_WORK REQUIRED_. Reproduce the records below in full and word for word, excluding pictures.

_MATERIAL FOR THE TASK_.
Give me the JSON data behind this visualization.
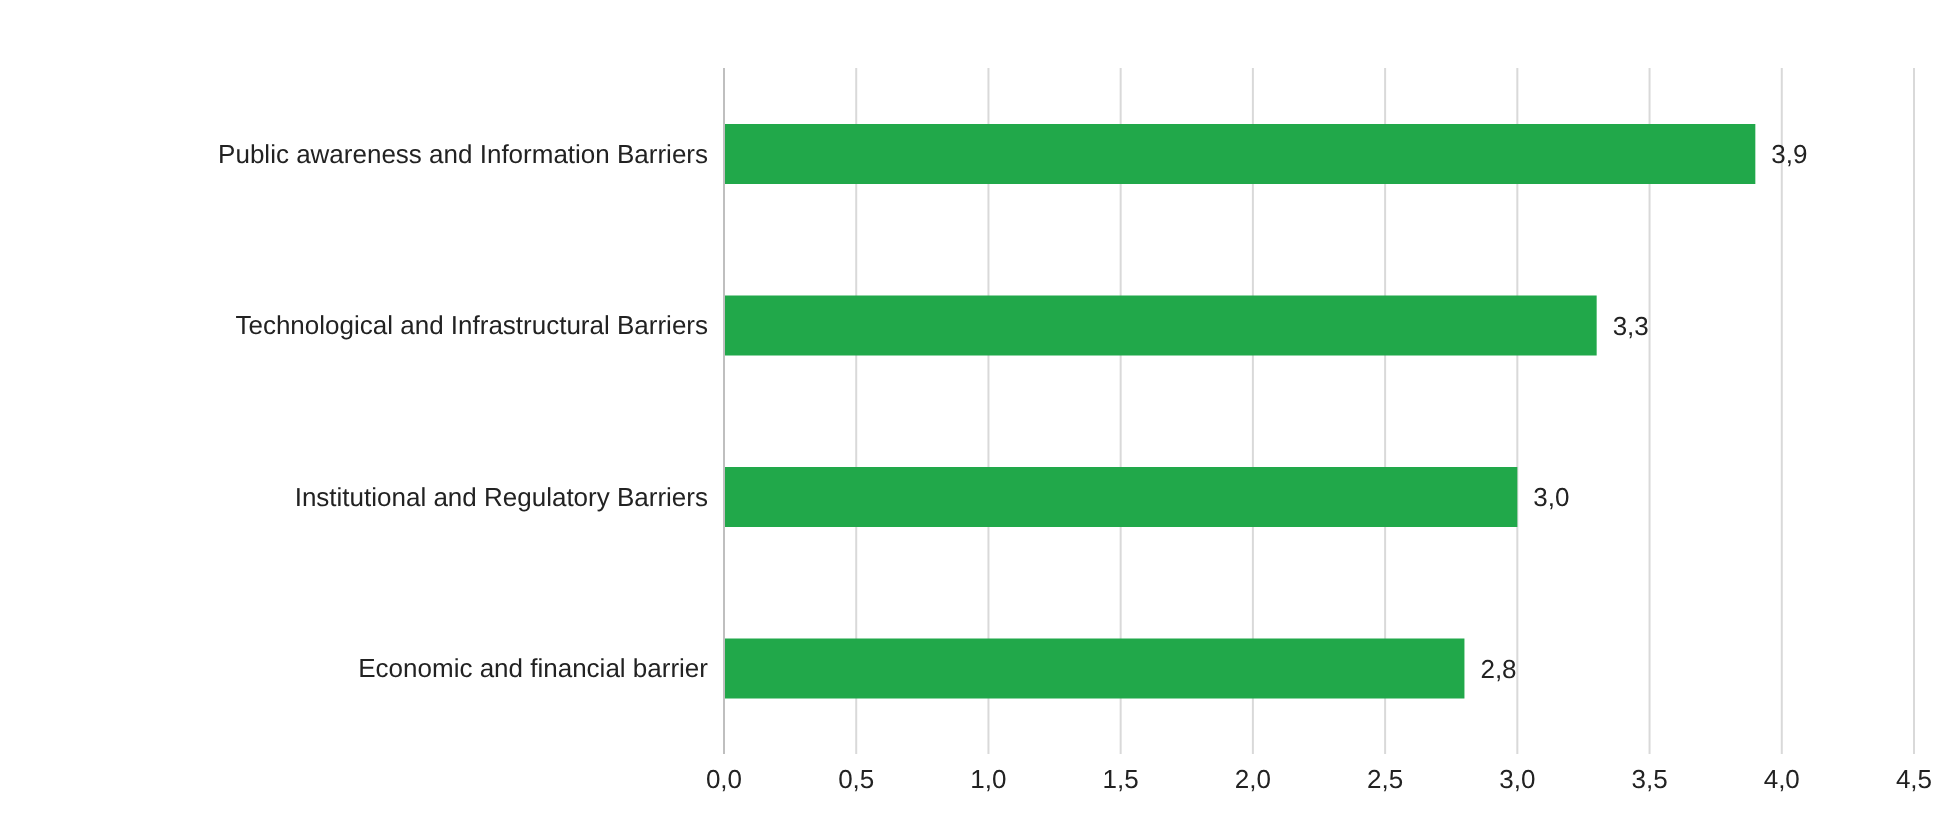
{
  "chart_data": {
    "type": "bar",
    "orientation": "horizontal",
    "categories": [
      "Public awareness and Information Barriers",
      "Technological and Infrastructural Barriers",
      "Institutional and Regulatory Barriers",
      "Economic and financial barrier"
    ],
    "values": [
      3.9,
      3.3,
      3.0,
      2.8
    ],
    "value_labels": [
      "3,9",
      "3,3",
      "3,0",
      "2,8"
    ],
    "color": "#21a84a",
    "xlim": [
      0,
      4.5
    ],
    "xticks": [
      {
        "value": 0,
        "label": "0,0"
      },
      {
        "value": 0.5,
        "label": "0,5"
      },
      {
        "value": 1,
        "label": "1,0"
      },
      {
        "value": 1.5,
        "label": "1,5"
      },
      {
        "value": 2,
        "label": "2,0"
      },
      {
        "value": 2.5,
        "label": "2,5"
      },
      {
        "value": 3,
        "label": "3,0"
      },
      {
        "value": 3.5,
        "label": "3,5"
      },
      {
        "value": 4,
        "label": "4,0"
      },
      {
        "value": 4.5,
        "label": "4,5"
      }
    ],
    "grid": "x"
  }
}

_THE ANSWER_.
Give me the JSON data behind this visualization.
{
  "chart_data": {
    "type": "bar",
    "orientation": "horizontal",
    "categories": [
      "Public awareness and Information Barriers",
      "Technological and Infrastructural Barriers",
      "Institutional and Regulatory Barriers",
      "Economic and financial barrier"
    ],
    "values": [
      3.9,
      3.3,
      3.0,
      2.8
    ],
    "value_labels": [
      "3,9",
      "3,3",
      "3,0",
      "2,8"
    ],
    "color": "#21a84a",
    "xlim": [
      0,
      4.5
    ],
    "xticks": [
      {
        "value": 0,
        "label": "0,0"
      },
      {
        "value": 0.5,
        "label": "0,5"
      },
      {
        "value": 1,
        "label": "1,0"
      },
      {
        "value": 1.5,
        "label": "1,5"
      },
      {
        "value": 2,
        "label": "2,0"
      },
      {
        "value": 2.5,
        "label": "2,5"
      },
      {
        "value": 3,
        "label": "3,0"
      },
      {
        "value": 3.5,
        "label": "3,5"
      },
      {
        "value": 4,
        "label": "4,0"
      },
      {
        "value": 4.5,
        "label": "4,5"
      }
    ],
    "grid": "x"
  }
}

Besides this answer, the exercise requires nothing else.